Exercises to complete:
1. Summarize the mailing list reply about workspaces in two sentences.
2. In the mailing list reply about workspaces, which application was accidentally closed while the original message was being composed?
3. Continue the mailing list reply about workspaces, picking up after its final sentence.

[[ Reading passage, beginning ]]

Re: Workspaces off the grid
- From: "Alan Schmitz" <alan ankeny net>
- To: <gnome-shell-list gnome org>
- Subject: Re: Workspaces off the grid
- Date: Mon, 13 Jun 2011 13:58:58 -0500
On 06/13/2011 Andrew Douglas Pitonyak wrote:
I use Fedora, so that is my reference frame..... With Fedora 14, it
seemed that the workspaces would lead into each other (I used
Compviz so perhaps if I used now compviz, it still would). When I
upgraded to Fedora 15, that went away and now it seems that the
workspaces are totally unrelated (but I don't speak authoritatively).
I always thought of them as...... a place to group applications
related to a particular task (even if that task is just general use).
If I want to be able to see two applications at the same
time, well, they must be on the same virtual work space.
I can't think of them as a "place", because they don't stay put
any more. While composing my original message last night, I
accidentally closed Thunderbird, and the space it was on just
disappeared. I had to start Thunderbird in a new space at the very
bottom of the list. It moved from just above my browser all the way
to the bottom of the workspace list, and there's no easy way to put
it back in its place. I usually run one application on each space,
and the spaces keep closing when I try to arrange applications on
them.

[[ Reading passage, end ]]
[[ Record extracts, beginning ]]

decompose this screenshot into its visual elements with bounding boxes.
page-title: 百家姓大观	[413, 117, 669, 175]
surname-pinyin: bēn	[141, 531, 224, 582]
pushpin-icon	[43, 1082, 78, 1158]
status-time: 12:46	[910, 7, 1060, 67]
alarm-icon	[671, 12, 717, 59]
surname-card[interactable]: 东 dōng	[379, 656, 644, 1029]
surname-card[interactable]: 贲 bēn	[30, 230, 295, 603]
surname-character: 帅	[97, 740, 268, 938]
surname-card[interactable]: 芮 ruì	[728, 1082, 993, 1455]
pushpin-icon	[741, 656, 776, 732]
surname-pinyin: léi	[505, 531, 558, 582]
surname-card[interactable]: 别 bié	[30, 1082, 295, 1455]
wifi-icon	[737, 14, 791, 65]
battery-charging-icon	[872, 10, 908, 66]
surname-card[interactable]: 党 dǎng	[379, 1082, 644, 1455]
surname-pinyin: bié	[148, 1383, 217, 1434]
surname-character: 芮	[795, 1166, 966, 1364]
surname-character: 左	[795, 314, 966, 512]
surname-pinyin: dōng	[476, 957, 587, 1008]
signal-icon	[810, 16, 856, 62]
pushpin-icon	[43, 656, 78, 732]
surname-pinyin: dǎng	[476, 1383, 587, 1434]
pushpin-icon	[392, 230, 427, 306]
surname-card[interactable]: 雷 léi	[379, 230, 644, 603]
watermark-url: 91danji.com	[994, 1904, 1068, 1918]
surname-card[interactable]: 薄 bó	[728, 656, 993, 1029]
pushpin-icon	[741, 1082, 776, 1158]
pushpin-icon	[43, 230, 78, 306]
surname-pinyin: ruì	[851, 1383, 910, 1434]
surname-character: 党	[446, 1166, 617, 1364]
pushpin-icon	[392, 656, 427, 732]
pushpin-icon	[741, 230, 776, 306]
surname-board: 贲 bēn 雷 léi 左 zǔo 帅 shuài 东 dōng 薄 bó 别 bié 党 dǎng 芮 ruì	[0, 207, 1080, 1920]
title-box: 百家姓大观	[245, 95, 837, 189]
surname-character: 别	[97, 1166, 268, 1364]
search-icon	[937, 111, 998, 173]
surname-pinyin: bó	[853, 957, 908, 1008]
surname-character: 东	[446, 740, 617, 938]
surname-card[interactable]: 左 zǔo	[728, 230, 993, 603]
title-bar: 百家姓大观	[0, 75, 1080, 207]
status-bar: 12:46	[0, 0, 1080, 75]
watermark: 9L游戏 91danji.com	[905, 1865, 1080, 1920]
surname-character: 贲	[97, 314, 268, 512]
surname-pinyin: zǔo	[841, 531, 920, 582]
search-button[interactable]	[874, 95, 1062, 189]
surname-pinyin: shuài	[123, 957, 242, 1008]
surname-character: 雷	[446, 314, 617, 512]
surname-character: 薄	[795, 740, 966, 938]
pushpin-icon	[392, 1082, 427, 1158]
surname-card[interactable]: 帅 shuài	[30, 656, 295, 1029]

[[ Record extracts, end ]]

Answers in order:
1. Moving from Fedora 14 to Fedora 15, workspaces went from leading into each other to seeming totally unrelated, and they had been seen as a place to group applications for a particular task. The reply says they can no longer be thought of as a place because they don't stay put: when Thunderbird was accidentally closed, its space disappeared, the program had to be restarted at the bottom of the list with no easy way to move it back, and spaces keep closing while applications are being arranged on them.

2. Thunderbird.

3.
I usually have email running in the first desktop and a web browser
on the second.
I always have nine spaces open. E-mail, web browser, and terminals
run across the middle row. Two other browsers are on the center
column. Virtual machines, remote desktop sessions, and other full
screen applications run in the four corners when I need them.
I think that the primary difference is that you can't always just
have say a graphics editor on workspace 4 because you will not have a
workspace 4 if you don't also have workspaces 1, 2, and 3. This is a
disadvantage to which there are workarounds (such as open a terminal
window in each desktop). I think that the intent is that you do not
need to predefine how many workspaces you will have and then you can
dynamically add more as the need arises. Certainly this is a paradigm
shift.
Now I'm finding that I'm constantly defining spaces rather than just
using them. What's worse I'm constantly scanning all of the spaces
looking for applications, because muscle memory doesn't work any more
because there's no spatial point of reference.
Is there a keyboard short cut or an overview system I'm supposed to
use navigate running applications quickly?
Yes... Off hand, I would begin here:
http://live.gnome.org/GnomeShell/CheatSheet
http://askubuntu.com/questions/36956/gnome-3-keyboard-mouse-shortcuts ;
On Fedora, I found a list of shortcuts from system settings from this
link http://www.fedoraforum.org/forum/showthread.php?t=263727 ;
Specifically, User > System Settings > Keyboard > Shortcuts
There doesn't seem to be anything new here that helps me organize
applications. There are just a few variations of alt-tab style
switchers. I still have to scroll through every running application
with alt-tab or control-alt-up/down to find anything. How do I
quickly go to a running application without scanning through all
running applications?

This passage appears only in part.